— BEGIN INPUT —
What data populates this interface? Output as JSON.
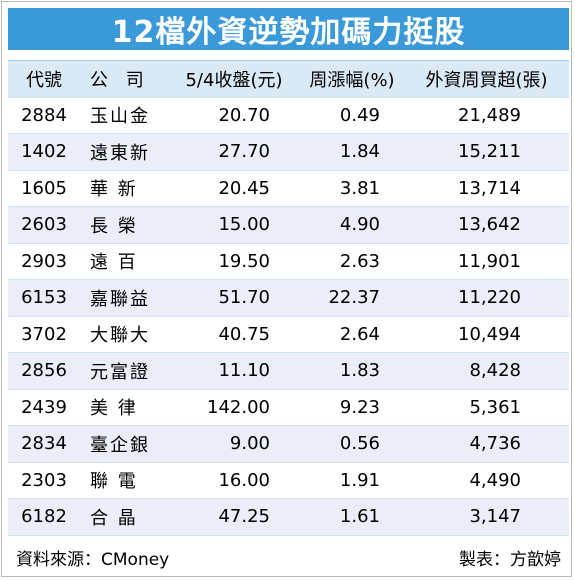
{
  "title": "12檔外資逆勢加碼力挺股",
  "headers": [
    "代號",
    "公 司",
    "5/4收盤(元)",
    "周漲幅(%)",
    "外資周買超(張)"
  ],
  "rows": [
    [
      "2884",
      "玉山金",
      "20.70",
      "0.49",
      "21,489"
    ],
    [
      "1402",
      "遠東新",
      "27.70",
      "1.84",
      "15,211"
    ],
    [
      "1605",
      "華 新",
      "20.45",
      "3.81",
      "13,714"
    ],
    [
      "2603",
      "長 榮",
      "15.00",
      "4.90",
      "13,642"
    ],
    [
      "2903",
      "遠 百",
      "19.50",
      "2.63",
      "11,901"
    ],
    [
      "6153",
      "嘉聯益",
      "51.70",
      "22.37",
      "11,220"
    ],
    [
      "3702",
      "大聯大",
      "40.75",
      "2.64",
      "10,494"
    ],
    [
      "2856",
      "元富證",
      "11.10",
      "1.83",
      "8,428"
    ],
    [
      "2439",
      "美 律",
      "142.00",
      "9.23",
      "5,361"
    ],
    [
      "2834",
      "臺企銀",
      "9.00",
      "0.56",
      "4,736"
    ],
    [
      "2303",
      "聯 電",
      "16.00",
      "1.91",
      "4,490"
    ],
    [
      "6182",
      "合 晶",
      "47.25",
      "1.61",
      "3,147"
    ]
  ],
  "footer": {
    "source": "資料來源：CMoney",
    "author": "製表：方歆婷"
  },
  "colors": {
    "title_bg": "#3a9ad9",
    "header_bg": "#d9e9f6",
    "stripe_bg": "#ebeef8"
  }
}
— END INPUT —
** AIM OF THE EXERCISE **
Omit each picture, then return all of the listing exactly as it stands.

** RESULT **
What data populates this interface? Output as JSON.
{
  "title": "12檔外資逆勢加碼力挺股",
  "headers": [
    "代號",
    "公 司",
    "5/4收盤(元)",
    "周漲幅(%)",
    "外資周買超(張)"
  ],
  "rows": [
    [
      "2884",
      "玉山金",
      "20.70",
      "0.49",
      "21,489"
    ],
    [
      "1402",
      "遠東新",
      "27.70",
      "1.84",
      "15,211"
    ],
    [
      "1605",
      "華 新",
      "20.45",
      "3.81",
      "13,714"
    ],
    [
      "2603",
      "長 榮",
      "15.00",
      "4.90",
      "13,642"
    ],
    [
      "2903",
      "遠 百",
      "19.50",
      "2.63",
      "11,901"
    ],
    [
      "6153",
      "嘉聯益",
      "51.70",
      "22.37",
      "11,220"
    ],
    [
      "3702",
      "大聯大",
      "40.75",
      "2.64",
      "10,494"
    ],
    [
      "2856",
      "元富證",
      "11.10",
      "1.83",
      "8,428"
    ],
    [
      "2439",
      "美 律",
      "142.00",
      "9.23",
      "5,361"
    ],
    [
      "2834",
      "臺企銀",
      "9.00",
      "0.56",
      "4,736"
    ],
    [
      "2303",
      "聯 電",
      "16.00",
      "1.91",
      "4,490"
    ],
    [
      "6182",
      "合 晶",
      "47.25",
      "1.61",
      "3,147"
    ]
  ],
  "footer": {
    "source": "資料來源：CMoney",
    "author": "製表：方歆婷"
  },
  "colors": {
    "title_bg": "#3a9ad9",
    "header_bg": "#d9e9f6",
    "stripe_bg": "#ebeef8"
  }
}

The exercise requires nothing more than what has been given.